Consigne —
D'après le texte sur l'endettement public en Afrique, d'où sont issus les nouveaux créanciers venus s'ajouter aux bailleurs « traditionnels » ?

Texte à examiner —
++++++++++++++++++++

Ces évolutions sont toutefois la conséquence d’un ensemble de facteurs divers qui se déclinent différemment selon les spécificités économiques et financières de chacun des pays d’Afrique. Plusieurs faits stylisés à l’échelle du continent se dégagent de l’analyse des trajectoires d’endettement au cours des dix dernières années. Tout d’abord, l’endettement constitue l’un des leviers principaux pour couvrir les besoins de financement du développement, malgré les efforts entrepris pour renforcer la mobilisation des ressources domestiques. Face à l’importance et à l’urgence de ces besoins de financement du développement, le profil des dettes publiques a considérablement évolué au cours de la décennie écoulée.
Aux bailleurs « traditionnels » de la communauté internationale, bilatéraux ou multilatéraux, sont venus s’ajouter de nouveaux créanciers, issus de pays émergents ou du secteur financier privé. Cela a permis de financer davantage de dépenses de développement. Cependant, la montée en puissance de ces nouveaux créanciers 4 Macroéconomie et développement – Mai 2021 contribue à modifier les structures des dettes publiques en Afrique : d’une part, en alourdissant le stock de dette et le service de la dette et, d’autre part, en complexifiant l’analyse des déterminants des crises de la dette. Par ailleurs, la soutenabilité de la dette de la plupart des pays d’Afrique s’est sensiblement dégradée au cours de la dernière décennie. Selon certains, le surendettement et la crise généralisée de liquidité ou de solvabilité à laquelle les pays africains sont confrontés proviendraient de la mauvaise gouvernance des pays ou de pratiques imputables à des créanciers irresponsables.

++++++++++++++++++++

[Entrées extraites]

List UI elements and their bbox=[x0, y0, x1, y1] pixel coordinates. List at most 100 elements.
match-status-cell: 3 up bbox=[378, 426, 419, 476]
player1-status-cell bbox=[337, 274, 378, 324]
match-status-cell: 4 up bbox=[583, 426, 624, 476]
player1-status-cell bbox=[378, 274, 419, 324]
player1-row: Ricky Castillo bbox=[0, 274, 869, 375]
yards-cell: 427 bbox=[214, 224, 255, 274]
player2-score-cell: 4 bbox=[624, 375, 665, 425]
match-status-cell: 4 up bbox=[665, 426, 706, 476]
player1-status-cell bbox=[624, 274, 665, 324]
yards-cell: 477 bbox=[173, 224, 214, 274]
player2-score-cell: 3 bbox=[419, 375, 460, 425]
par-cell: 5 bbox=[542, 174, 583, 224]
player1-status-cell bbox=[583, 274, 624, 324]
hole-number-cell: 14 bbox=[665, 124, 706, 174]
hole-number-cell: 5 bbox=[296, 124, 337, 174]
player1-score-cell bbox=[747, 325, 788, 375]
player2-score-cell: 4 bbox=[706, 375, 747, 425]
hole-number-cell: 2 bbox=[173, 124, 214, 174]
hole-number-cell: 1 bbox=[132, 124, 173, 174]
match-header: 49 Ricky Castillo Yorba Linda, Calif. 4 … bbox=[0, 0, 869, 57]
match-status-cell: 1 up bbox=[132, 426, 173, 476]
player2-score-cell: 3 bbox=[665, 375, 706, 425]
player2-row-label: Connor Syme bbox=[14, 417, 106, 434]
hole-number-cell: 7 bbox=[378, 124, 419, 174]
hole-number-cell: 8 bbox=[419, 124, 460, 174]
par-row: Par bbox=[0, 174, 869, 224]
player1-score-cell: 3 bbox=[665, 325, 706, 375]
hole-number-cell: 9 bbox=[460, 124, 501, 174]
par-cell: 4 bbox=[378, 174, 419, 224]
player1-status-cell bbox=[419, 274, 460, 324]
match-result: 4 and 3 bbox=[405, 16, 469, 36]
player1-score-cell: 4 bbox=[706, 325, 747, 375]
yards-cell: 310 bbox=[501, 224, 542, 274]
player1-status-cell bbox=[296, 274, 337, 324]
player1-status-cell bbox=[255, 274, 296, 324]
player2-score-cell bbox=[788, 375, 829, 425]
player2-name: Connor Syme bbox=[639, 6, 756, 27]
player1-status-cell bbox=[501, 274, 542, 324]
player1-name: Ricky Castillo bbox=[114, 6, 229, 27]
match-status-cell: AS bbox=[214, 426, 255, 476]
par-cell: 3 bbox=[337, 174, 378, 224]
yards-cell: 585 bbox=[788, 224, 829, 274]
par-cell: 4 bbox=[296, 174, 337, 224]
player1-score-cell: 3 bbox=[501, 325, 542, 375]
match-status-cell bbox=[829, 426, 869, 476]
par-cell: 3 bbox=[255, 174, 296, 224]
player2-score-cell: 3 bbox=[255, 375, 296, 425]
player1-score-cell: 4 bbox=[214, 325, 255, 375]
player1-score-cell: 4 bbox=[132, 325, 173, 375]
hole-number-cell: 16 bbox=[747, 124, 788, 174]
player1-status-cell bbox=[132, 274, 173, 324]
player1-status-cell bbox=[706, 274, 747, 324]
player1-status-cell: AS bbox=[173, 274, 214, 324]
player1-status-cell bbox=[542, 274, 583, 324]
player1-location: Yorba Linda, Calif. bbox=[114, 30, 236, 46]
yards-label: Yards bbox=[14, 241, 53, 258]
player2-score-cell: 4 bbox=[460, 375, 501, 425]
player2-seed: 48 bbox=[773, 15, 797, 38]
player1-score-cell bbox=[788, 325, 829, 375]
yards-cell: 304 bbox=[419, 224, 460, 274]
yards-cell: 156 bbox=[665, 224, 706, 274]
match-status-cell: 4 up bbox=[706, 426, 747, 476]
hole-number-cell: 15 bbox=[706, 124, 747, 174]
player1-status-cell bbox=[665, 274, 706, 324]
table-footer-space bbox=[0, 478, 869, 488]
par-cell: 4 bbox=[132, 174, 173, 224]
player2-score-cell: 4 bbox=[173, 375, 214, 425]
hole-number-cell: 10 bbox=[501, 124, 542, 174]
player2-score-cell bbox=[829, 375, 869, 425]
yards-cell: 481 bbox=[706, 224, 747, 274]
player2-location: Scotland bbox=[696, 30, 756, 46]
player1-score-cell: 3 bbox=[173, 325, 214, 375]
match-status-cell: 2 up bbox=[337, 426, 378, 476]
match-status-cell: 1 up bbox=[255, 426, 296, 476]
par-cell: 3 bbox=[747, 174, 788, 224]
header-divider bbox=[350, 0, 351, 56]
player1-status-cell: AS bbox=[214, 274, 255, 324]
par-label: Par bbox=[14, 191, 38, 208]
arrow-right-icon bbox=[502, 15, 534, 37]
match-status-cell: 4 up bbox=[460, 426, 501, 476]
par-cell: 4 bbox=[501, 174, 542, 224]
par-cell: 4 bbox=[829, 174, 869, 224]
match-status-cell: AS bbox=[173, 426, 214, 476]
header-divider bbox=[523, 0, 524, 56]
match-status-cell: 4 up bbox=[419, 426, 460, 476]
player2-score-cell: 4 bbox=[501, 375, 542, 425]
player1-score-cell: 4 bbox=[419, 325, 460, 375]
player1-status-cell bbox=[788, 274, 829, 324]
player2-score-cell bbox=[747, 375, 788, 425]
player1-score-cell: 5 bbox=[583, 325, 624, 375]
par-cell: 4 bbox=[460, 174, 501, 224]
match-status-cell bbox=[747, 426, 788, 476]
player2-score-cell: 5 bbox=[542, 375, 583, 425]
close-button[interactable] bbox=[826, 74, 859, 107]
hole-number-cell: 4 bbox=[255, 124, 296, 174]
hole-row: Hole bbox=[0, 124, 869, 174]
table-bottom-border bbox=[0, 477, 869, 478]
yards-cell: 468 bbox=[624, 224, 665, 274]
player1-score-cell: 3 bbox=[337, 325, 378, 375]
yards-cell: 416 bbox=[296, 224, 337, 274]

++++++++++++++++++++

Votre réponse —
Ils sont issus de pays émergents ou du secteur financier privé.